> [Given instruction]
From the data that follows, copy every line holding the string "Aber".

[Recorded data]
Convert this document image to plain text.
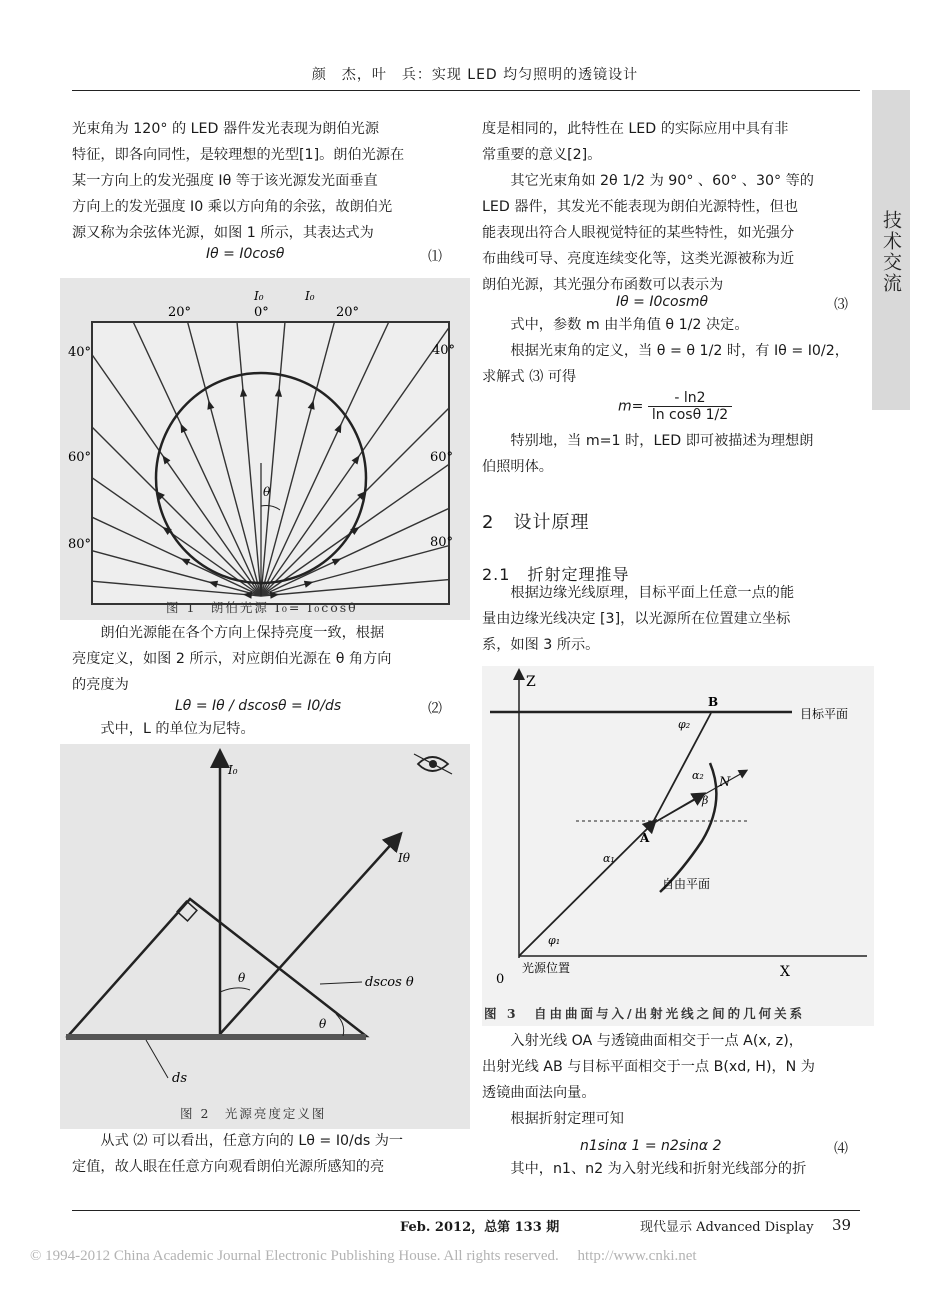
颜　杰，叶　兵：实现 LED 均匀照明的透镜设计
技术交流
光束角为 120° 的 LED 器件发光表现为朗伯光源
特征，即各向同性，是较理想的光型[1]。朗伯光源在
某一方向上的发光强度 Iθ 等于该光源发光面垂直
方向上的发光强度 I0 乘以方向角的余弦，故朗伯光
源又称为余弦体光源，如图 1 所示，其表达式为
Iθ = I0cosθ	⑴
I₀	I₀
20°	0°	20°
40°	40°
60°	60°
80°	80°
θ
图 1　朗伯光源 I₀= I₀cosθ
　　朗伯光源能在各个方向上保持亮度一致，根据
亮度定义，如图 2 所示，对应朗伯光源在 θ 角方向
的亮度为
Lθ = Iθ / dscosθ = I0/ds	⑵
　　式中，L 的单位为尼特。
I₀
Iθ
θ
θ
dscos θ
ds
图 2　光源亮度定义图
　　从式 ⑵ 可以看出，任意方向的 Lθ = I0/ds 为一
定值，故人眼在任意方向观看朗伯光源所感知的亮
度是相同的，此特性在 LED 的实际应用中具有非
常重要的意义[2]。
　　其它光束角如 2θ 1/2 为 90° 、60° 、30° 等的
LED 器件，其发光不能表现为朗伯光源特性，但也
能表现出符合人眼视觉特征的某些特性，如光强分
布曲线可导、亮度连续变化等，这类光源被称为近
朗伯光源，其光强分布函数可以表示为
Iθ = I0cosmθ	⑶
　　式中，参数 m 由半角值 θ 1/2 决定。
　　根据光束角的定义，当 θ = θ 1/2 时，有 Iθ = I0/2，
求解式 ⑶ 可得
$m= \frac{- \ln 2}{\text{ln cosθ 1/2}}$
　　特别地，当 m=1 时，LED 即可被描述为理想朗
伯照明体。
2　设计原理
2.1　折射定理推导
　　根据边缘光线原理，目标平面上任意一点的能
量由边缘光线决定 [3]，以光源所在位置建立坐标
系，如图 3 所示。
Z
X
0
目标平面
B
自由平面
N
A
φ₂
φ₁
α₁
α₂
β
光源位置
图 3　自由曲面与入/出射光线之间的几何关系
　　入射光线 OA 与透镜曲面相交于一点 A(x, z)，
出射光线 AB 与目标平面相交于一点 B(xd, H)，N 为
透镜曲面法向量。
　　根据折射定理可知
n1sinα 1 = n2sinα 2	⑷
　　其中，n1、n2 为入射光线和折射光线部分的折
Feb. 2012，总第 133 期	现代显示 Advanced Display 39
© 1994-2012 China Academic Journal Electronic Publishing House. All rights reserved.　 http://www.cnki.net
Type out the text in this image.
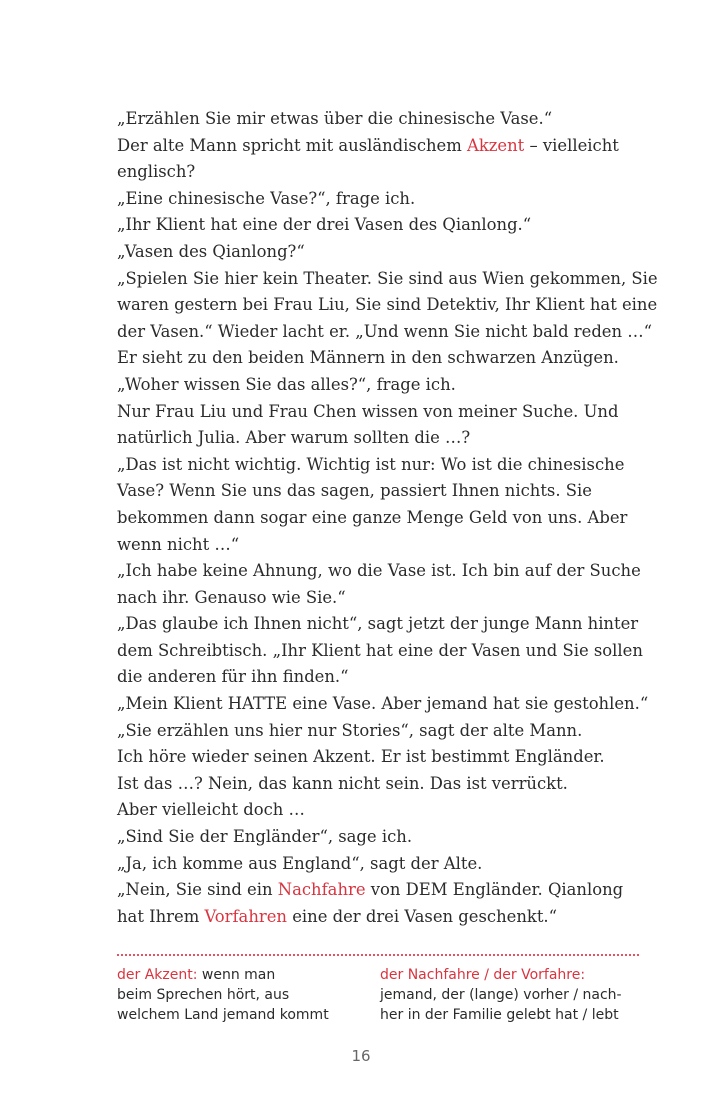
„Erzählen Sie mir etwas über die chinesische Vase.“
Der alte Mann spricht mit ausländischem Akzent – vielleicht
englisch?
„Eine chinesische Vase?“, frage ich.
„Ihr Klient hat eine der drei Vasen des Qianlong.“
„Vasen des Qianlong?“
„Spielen Sie hier kein Theater. Sie sind aus Wien gekommen, Sie
waren gestern bei Frau Liu, Sie sind Detektiv, Ihr Klient hat eine
der Vasen.“ Wieder lacht er. „Und wenn Sie nicht bald reden …“
Er sieht zu den beiden Männern in den schwarzen Anzügen.
„Woher wissen Sie das alles?“, frage ich.
Nur Frau Liu und Frau Chen wissen von meiner Suche. Und
natürlich Julia. Aber warum sollten die …?
„Das ist nicht wichtig. Wichtig ist nur: Wo ist die chinesische
Vase? Wenn Sie uns das sagen, passiert Ihnen nichts. Sie
bekommen dann sogar eine ganze Menge Geld von uns. Aber
wenn nicht …“
„Ich habe keine Ahnung, wo die Vase ist. Ich bin auf der Suche
nach ihr. Genauso wie Sie.“
„Das glaube ich Ihnen nicht“, sagt jetzt der junge Mann hinter
dem Schreibtisch. „Ihr Klient hat eine der Vasen und Sie sollen
die anderen für ihn finden.“
„Mein Klient HATTE eine Vase. Aber jemand hat sie gestohlen.“
„Sie erzählen uns hier nur Stories“, sagt der alte Mann.
Ich höre wieder seinen Akzent. Er ist bestimmt Engländer.
Ist das …? Nein, das kann nicht sein. Das ist verrückt.
Aber vielleicht doch …
„Sind Sie der Engländer“, sage ich.
„Ja, ich komme aus England“, sagt der Alte.
„Nein, Sie sind ein Nachfahre von DEM Engländer. Qianlong
hat Ihrem Vorfahren eine der drei Vasen geschenkt.“
der Akzent: wenn man
beim Sprechen hört, aus
welchem Land jemand kommt
der Nachfahre / der Vorfahre:
jemand, der (lange) vorher / nach-
her in der Familie gelebt hat / lebt
16
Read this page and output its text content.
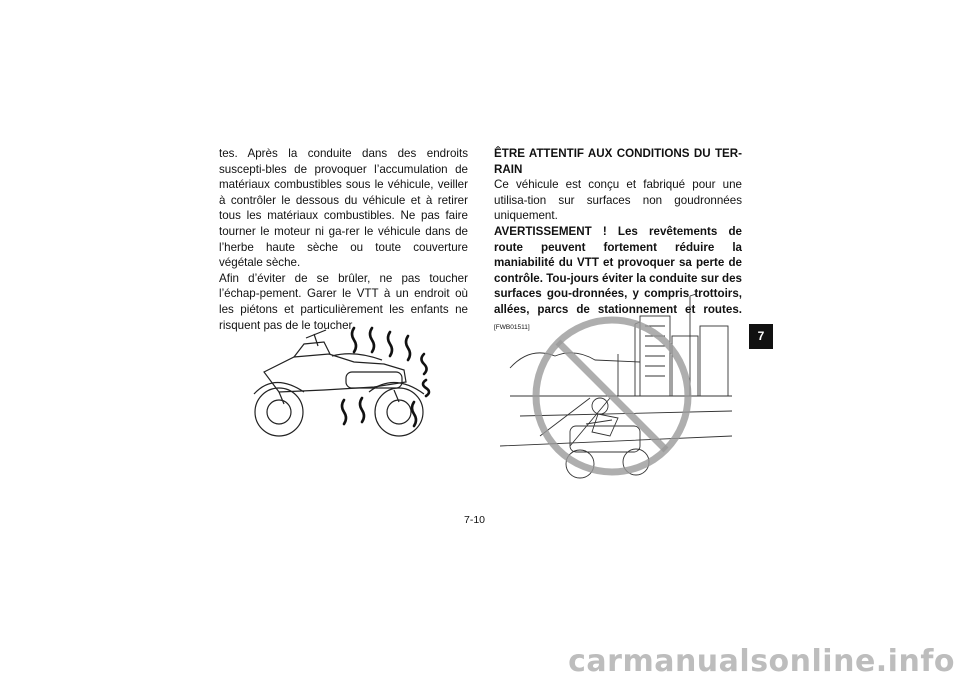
tes. Après la conduite dans des endroits suscepti-bles de provoquer l’accumulation de matériaux combustibles sous le véhicule, veiller à contrôler le dessous du véhicule et à retirer tous les matériaux combustibles. Ne pas faire tourner le moteur ni ga-rer le véhicule dans de l’herbe haute sèche ou toute couverture végétale sèche.

Afin d’éviter de se brûler, ne pas toucher l’échap-pement. Garer le VTT à un endroit où les piétons et particulièrement les enfants ne risquent pas de le toucher.

ÊTRE ATTENTIF AUX CONDITIONS DU TER-RAIN

Ce véhicule est conçu et fabriqué pour une utilisa-tion sur surfaces non goudronnées uniquement.

AVERTISSEMENT ! Les revêtements de route peuvent fortement réduire la maniabilité du VTT et provoquer sa perte de contrôle. Tou-jours éviter la conduite sur des surfaces gou-dronnées, y compris trottoirs, allées, parcs de stationnement et routes. [FWB01511]

7-10
7
carmanualsonline.info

> [Written response]
natürlich Julia. Aber warum sollten die …?
bekommen dann sogar eine ganze Menge Geld von uns. Aber
„Mein Klient HATTE eine Vase. Aber jemand hat sie gestohlen.“
Aber vielleicht doch …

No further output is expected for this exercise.